■ **Exercise inputs**:
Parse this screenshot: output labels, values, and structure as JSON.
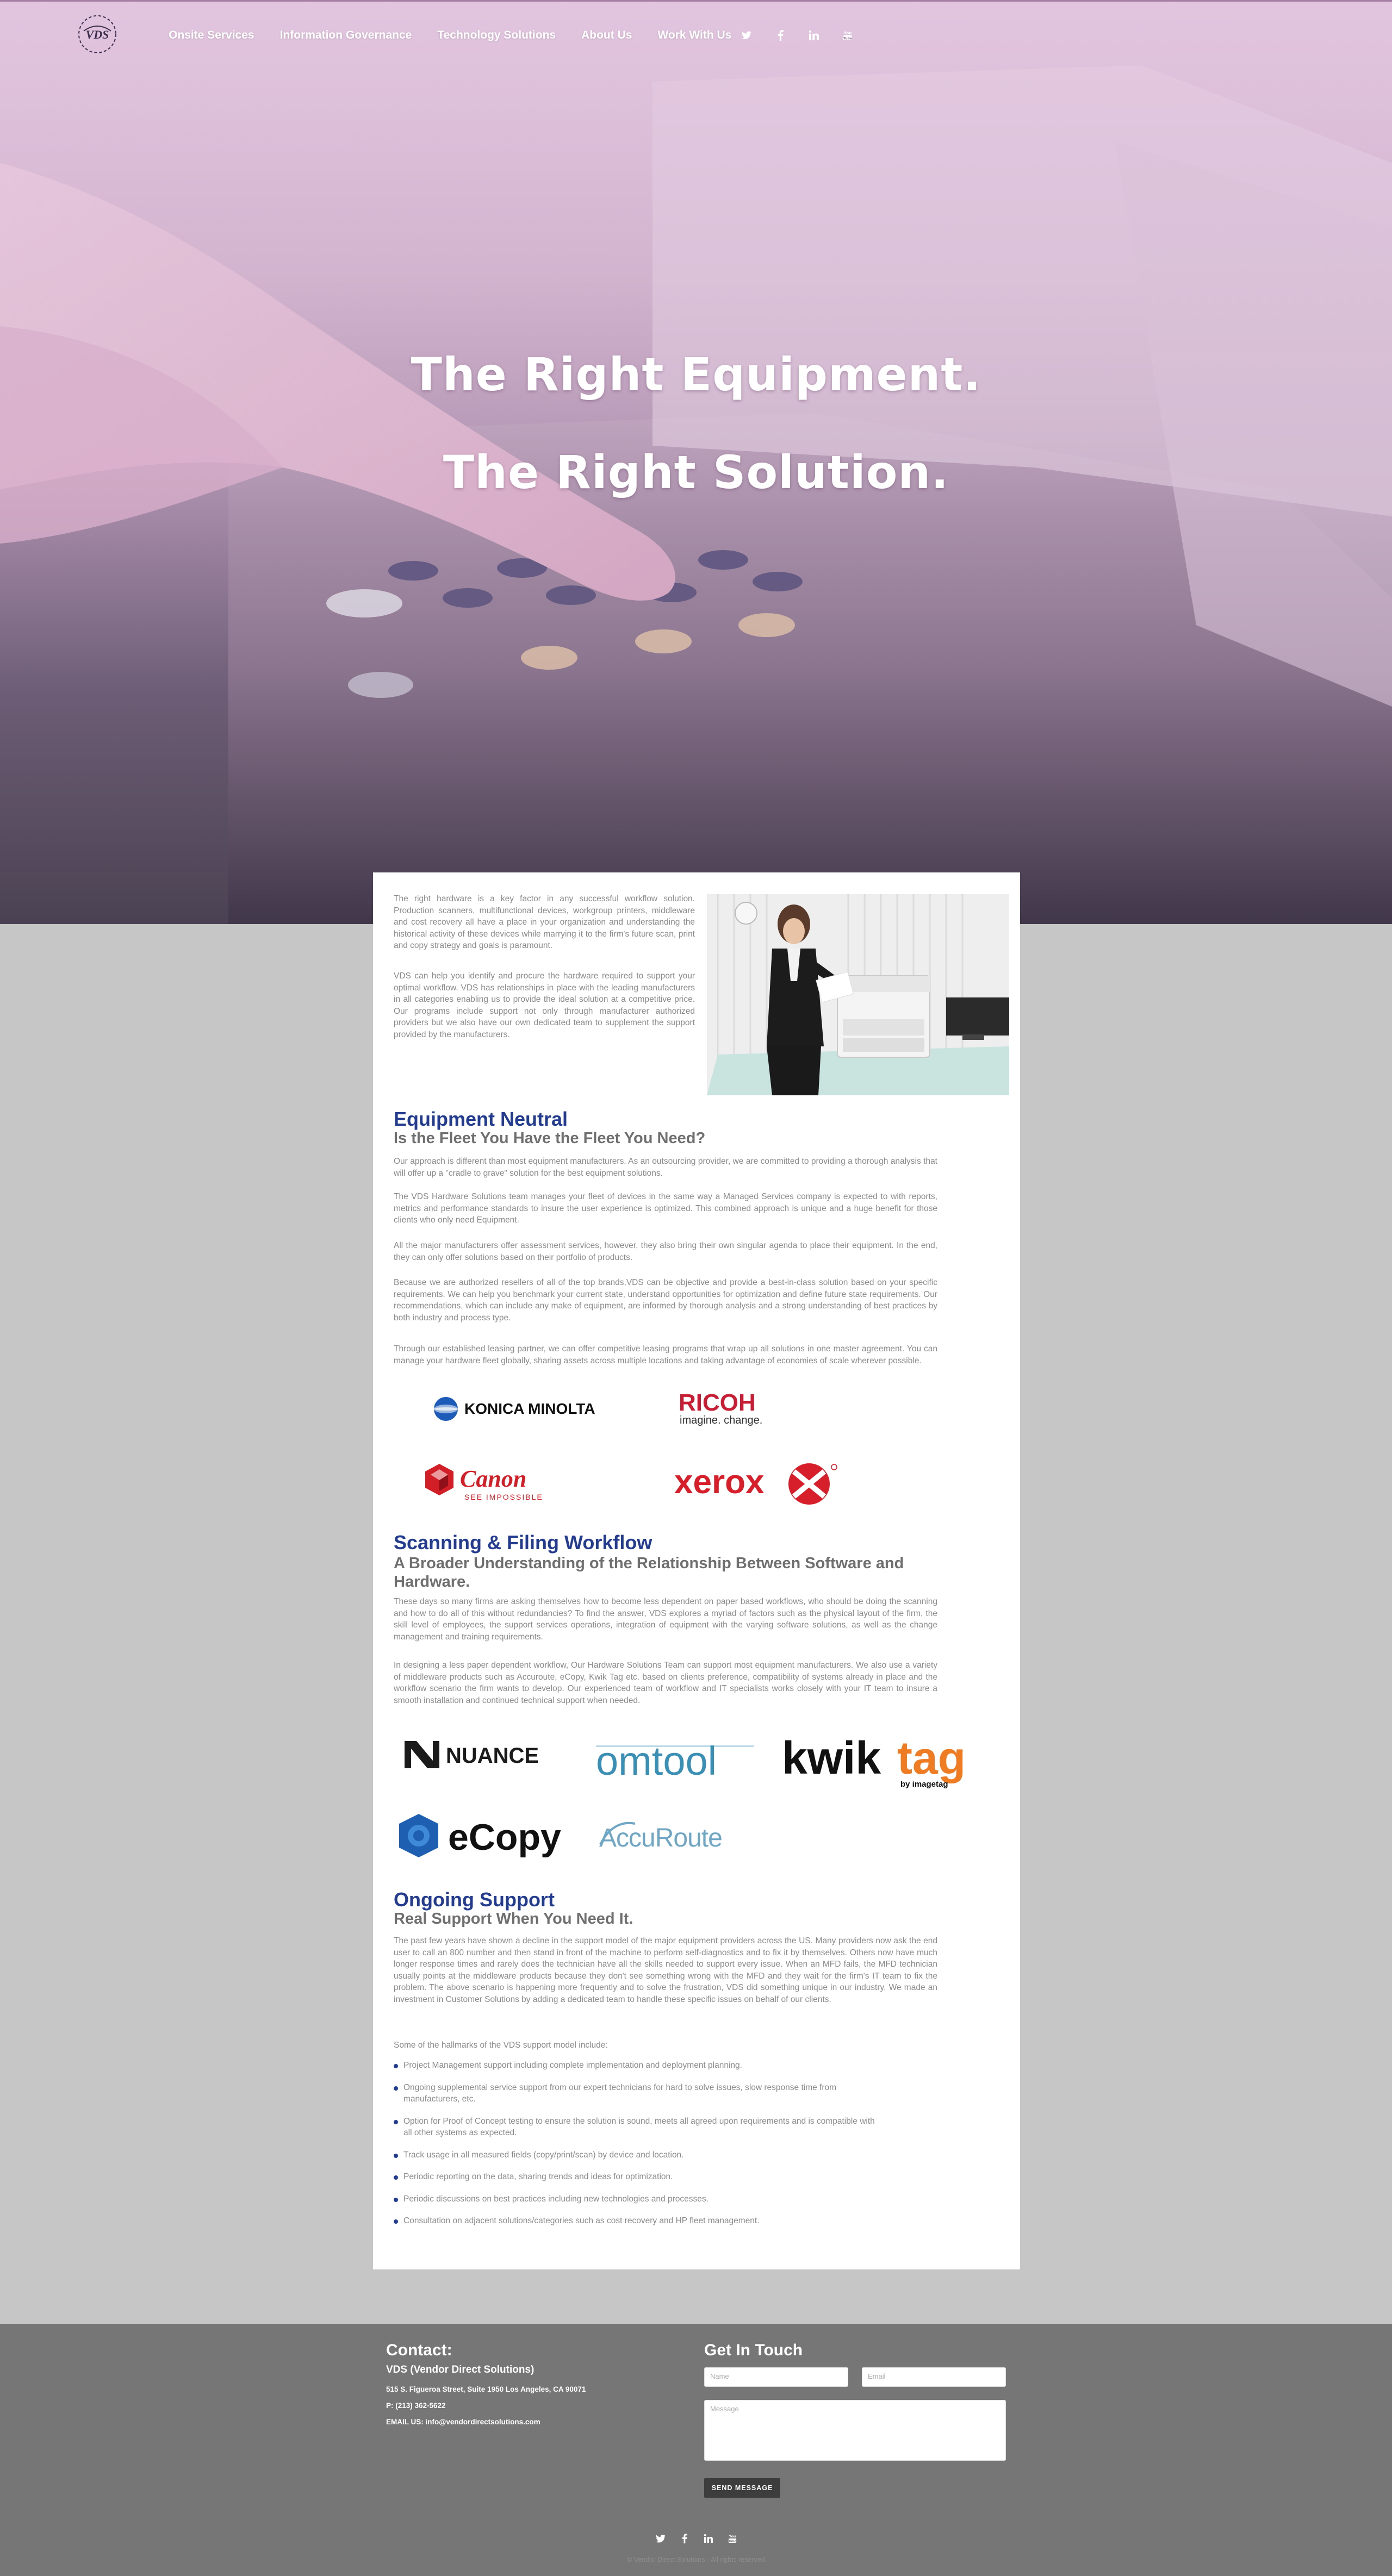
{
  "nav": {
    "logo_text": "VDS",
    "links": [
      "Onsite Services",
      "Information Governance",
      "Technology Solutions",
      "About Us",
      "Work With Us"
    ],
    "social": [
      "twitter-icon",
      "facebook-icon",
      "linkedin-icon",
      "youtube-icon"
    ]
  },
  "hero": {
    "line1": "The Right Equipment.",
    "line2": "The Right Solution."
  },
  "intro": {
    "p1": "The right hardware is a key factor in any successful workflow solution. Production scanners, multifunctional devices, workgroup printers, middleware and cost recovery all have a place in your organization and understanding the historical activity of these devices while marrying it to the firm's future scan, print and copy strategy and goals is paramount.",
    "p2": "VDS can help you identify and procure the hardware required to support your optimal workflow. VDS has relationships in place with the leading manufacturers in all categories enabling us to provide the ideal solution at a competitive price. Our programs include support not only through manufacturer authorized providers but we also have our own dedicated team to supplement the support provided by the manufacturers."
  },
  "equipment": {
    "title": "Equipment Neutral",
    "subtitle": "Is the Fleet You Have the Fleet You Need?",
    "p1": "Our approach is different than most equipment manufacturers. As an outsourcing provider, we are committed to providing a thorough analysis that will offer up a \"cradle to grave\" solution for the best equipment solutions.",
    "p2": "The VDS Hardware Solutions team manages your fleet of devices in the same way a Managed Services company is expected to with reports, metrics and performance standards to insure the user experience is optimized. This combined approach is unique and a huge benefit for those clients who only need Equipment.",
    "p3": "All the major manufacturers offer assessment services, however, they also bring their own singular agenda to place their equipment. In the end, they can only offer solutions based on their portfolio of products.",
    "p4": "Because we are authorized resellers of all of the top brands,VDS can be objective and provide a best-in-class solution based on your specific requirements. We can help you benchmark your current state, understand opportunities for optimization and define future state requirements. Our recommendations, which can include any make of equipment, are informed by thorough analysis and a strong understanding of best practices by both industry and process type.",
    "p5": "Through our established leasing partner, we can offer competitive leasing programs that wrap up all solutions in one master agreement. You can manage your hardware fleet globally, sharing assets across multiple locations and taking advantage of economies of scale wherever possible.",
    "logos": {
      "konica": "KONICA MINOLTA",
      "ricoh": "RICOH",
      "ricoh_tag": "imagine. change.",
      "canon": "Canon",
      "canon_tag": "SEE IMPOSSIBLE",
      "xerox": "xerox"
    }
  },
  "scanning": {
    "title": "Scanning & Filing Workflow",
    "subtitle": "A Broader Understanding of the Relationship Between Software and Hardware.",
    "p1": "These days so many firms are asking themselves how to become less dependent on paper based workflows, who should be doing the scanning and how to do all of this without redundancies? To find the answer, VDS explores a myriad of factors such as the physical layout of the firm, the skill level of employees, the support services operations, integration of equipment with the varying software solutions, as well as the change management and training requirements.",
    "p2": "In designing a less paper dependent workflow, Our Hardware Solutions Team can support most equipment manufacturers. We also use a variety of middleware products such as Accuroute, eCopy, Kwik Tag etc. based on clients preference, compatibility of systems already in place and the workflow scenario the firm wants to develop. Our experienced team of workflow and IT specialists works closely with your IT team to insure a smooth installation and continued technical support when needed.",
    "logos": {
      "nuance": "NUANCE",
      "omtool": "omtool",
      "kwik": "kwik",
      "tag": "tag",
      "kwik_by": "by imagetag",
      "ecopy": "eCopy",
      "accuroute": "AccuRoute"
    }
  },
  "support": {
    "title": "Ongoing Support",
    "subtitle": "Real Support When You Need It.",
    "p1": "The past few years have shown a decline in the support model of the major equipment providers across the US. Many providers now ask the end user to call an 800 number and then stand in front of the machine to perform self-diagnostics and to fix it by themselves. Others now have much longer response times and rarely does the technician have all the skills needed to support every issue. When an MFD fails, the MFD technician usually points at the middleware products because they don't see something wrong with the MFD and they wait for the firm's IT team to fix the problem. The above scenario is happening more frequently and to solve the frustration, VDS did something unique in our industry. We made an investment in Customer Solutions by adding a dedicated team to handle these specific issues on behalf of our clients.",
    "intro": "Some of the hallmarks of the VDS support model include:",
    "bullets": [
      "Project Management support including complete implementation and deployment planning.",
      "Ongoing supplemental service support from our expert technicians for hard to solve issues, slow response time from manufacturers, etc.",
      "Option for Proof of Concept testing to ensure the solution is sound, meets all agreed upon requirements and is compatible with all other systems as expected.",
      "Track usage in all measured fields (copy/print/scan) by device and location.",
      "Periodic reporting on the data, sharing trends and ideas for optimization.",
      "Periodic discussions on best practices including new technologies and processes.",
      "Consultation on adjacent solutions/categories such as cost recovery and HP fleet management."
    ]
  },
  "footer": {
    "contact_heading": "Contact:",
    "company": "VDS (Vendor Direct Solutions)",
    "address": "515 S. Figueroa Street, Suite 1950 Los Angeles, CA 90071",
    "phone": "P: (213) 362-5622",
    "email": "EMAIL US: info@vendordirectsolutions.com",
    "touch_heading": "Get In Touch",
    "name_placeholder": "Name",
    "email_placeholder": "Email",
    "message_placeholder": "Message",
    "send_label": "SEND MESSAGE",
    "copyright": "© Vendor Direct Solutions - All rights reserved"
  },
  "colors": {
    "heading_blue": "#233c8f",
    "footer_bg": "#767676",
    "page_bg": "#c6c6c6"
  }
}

■ **Your objective**: Quote everything in the listing above exactly; pictures are the only thing to omit.

■ **Complete answer**:
Parse this screenshot: output labels, values, and structure as JSON.
{
  "nav": {
    "logo_text": "VDS",
    "links": [
      "Onsite Services",
      "Information Governance",
      "Technology Solutions",
      "About Us",
      "Work With Us"
    ],
    "social": [
      "twitter-icon",
      "facebook-icon",
      "linkedin-icon",
      "youtube-icon"
    ]
  },
  "hero": {
    "line1": "The Right Equipment.",
    "line2": "The Right Solution."
  },
  "intro": {
    "p1": "The right hardware is a key factor in any successful workflow solution. Production scanners, multifunctional devices, workgroup printers, middleware and cost recovery all have a place in your organization and understanding the historical activity of these devices while marrying it to the firm's future scan, print and copy strategy and goals is paramount.",
    "p2": "VDS can help you identify and procure the hardware required to support your optimal workflow. VDS has relationships in place with the leading manufacturers in all categories enabling us to provide the ideal solution at a competitive price. Our programs include support not only through manufacturer authorized providers but we also have our own dedicated team to supplement the support provided by the manufacturers."
  },
  "equipment": {
    "title": "Equipment Neutral",
    "subtitle": "Is the Fleet You Have the Fleet You Need?",
    "p1": "Our approach is different than most equipment manufacturers. As an outsourcing provider, we are committed to providing a thorough analysis that will offer up a \"cradle to grave\" solution for the best equipment solutions.",
    "p2": "The VDS Hardware Solutions team manages your fleet of devices in the same way a Managed Services company is expected to with reports, metrics and performance standards to insure the user experience is optimized. This combined approach is unique and a huge benefit for those clients who only need Equipment.",
    "p3": "All the major manufacturers offer assessment services, however, they also bring their own singular agenda to place their equipment. In the end, they can only offer solutions based on their portfolio of products.",
    "p4": "Because we are authorized resellers of all of the top brands,VDS can be objective and provide a best-in-class solution based on your specific requirements. We can help you benchmark your current state, understand opportunities for optimization and define future state requirements. Our recommendations, which can include any make of equipment, are informed by thorough analysis and a strong understanding of best practices by both industry and process type.",
    "p5": "Through our established leasing partner, we can offer competitive leasing programs that wrap up all solutions in one master agreement. You can manage your hardware fleet globally, sharing assets across multiple locations and taking advantage of economies of scale wherever possible.",
    "logos": {
      "konica": "KONICA MINOLTA",
      "ricoh": "RICOH",
      "ricoh_tag": "imagine. change.",
      "canon": "Canon",
      "canon_tag": "SEE IMPOSSIBLE",
      "xerox": "xerox"
    }
  },
  "scanning": {
    "title": "Scanning & Filing Workflow",
    "subtitle": "A Broader Understanding of the Relationship Between Software and Hardware.",
    "p1": "These days so many firms are asking themselves how to become less dependent on paper based workflows, who should be doing the scanning and how to do all of this without redundancies? To find the answer, VDS explores a myriad of factors such as the physical layout of the firm, the skill level of employees, the support services operations, integration of equipment with the varying software solutions, as well as the change management and training requirements.",
    "p2": "In designing a less paper dependent workflow, Our Hardware Solutions Team can support most equipment manufacturers. We also use a variety of middleware products such as Accuroute, eCopy, Kwik Tag etc. based on clients preference, compatibility of systems already in place and the workflow scenario the firm wants to develop. Our experienced team of workflow and IT specialists works closely with your IT team to insure a smooth installation and continued technical support when needed.",
    "logos": {
      "nuance": "NUANCE",
      "omtool": "omtool",
      "kwik": "kwik",
      "tag": "tag",
      "kwik_by": "by imagetag",
      "ecopy": "eCopy",
      "accuroute": "AccuRoute"
    }
  },
  "support": {
    "title": "Ongoing Support",
    "subtitle": "Real Support When You Need It.",
    "p1": "The past few years have shown a decline in the support model of the major equipment providers across the US. Many providers now ask the end user to call an 800 number and then stand in front of the machine to perform self-diagnostics and to fix it by themselves. Others now have much longer response times and rarely does the technician have all the skills needed to support every issue. When an MFD fails, the MFD technician usually points at the middleware products because they don't see something wrong with the MFD and they wait for the firm's IT team to fix the problem. The above scenario is happening more frequently and to solve the frustration, VDS did something unique in our industry. We made an investment in Customer Solutions by adding a dedicated team to handle these specific issues on behalf of our clients.",
    "intro": "Some of the hallmarks of the VDS support model include:",
    "bullets": [
      "Project Management support including complete implementation and deployment planning.",
      "Ongoing supplemental service support from our expert technicians for hard to solve issues, slow response time from manufacturers, etc.",
      "Option for Proof of Concept testing to ensure the solution is sound, meets all agreed upon requirements and is compatible with all other systems as expected.",
      "Track usage in all measured fields (copy/print/scan) by device and location.",
      "Periodic reporting on the data, sharing trends and ideas for optimization.",
      "Periodic discussions on best practices including new technologies and processes.",
      "Consultation on adjacent solutions/categories such as cost recovery and HP fleet management."
    ]
  },
  "footer": {
    "contact_heading": "Contact:",
    "company": "VDS (Vendor Direct Solutions)",
    "address": "515 S. Figueroa Street, Suite 1950 Los Angeles, CA 90071",
    "phone": "P: (213) 362-5622",
    "email": "EMAIL US: info@vendordirectsolutions.com",
    "touch_heading": "Get In Touch",
    "name_placeholder": "Name",
    "email_placeholder": "Email",
    "message_placeholder": "Message",
    "send_label": "SEND MESSAGE",
    "copyright": "© Vendor Direct Solutions - All rights reserved"
  },
  "colors": {
    "heading_blue": "#233c8f",
    "footer_bg": "#767676",
    "page_bg": "#c6c6c6"
  }
}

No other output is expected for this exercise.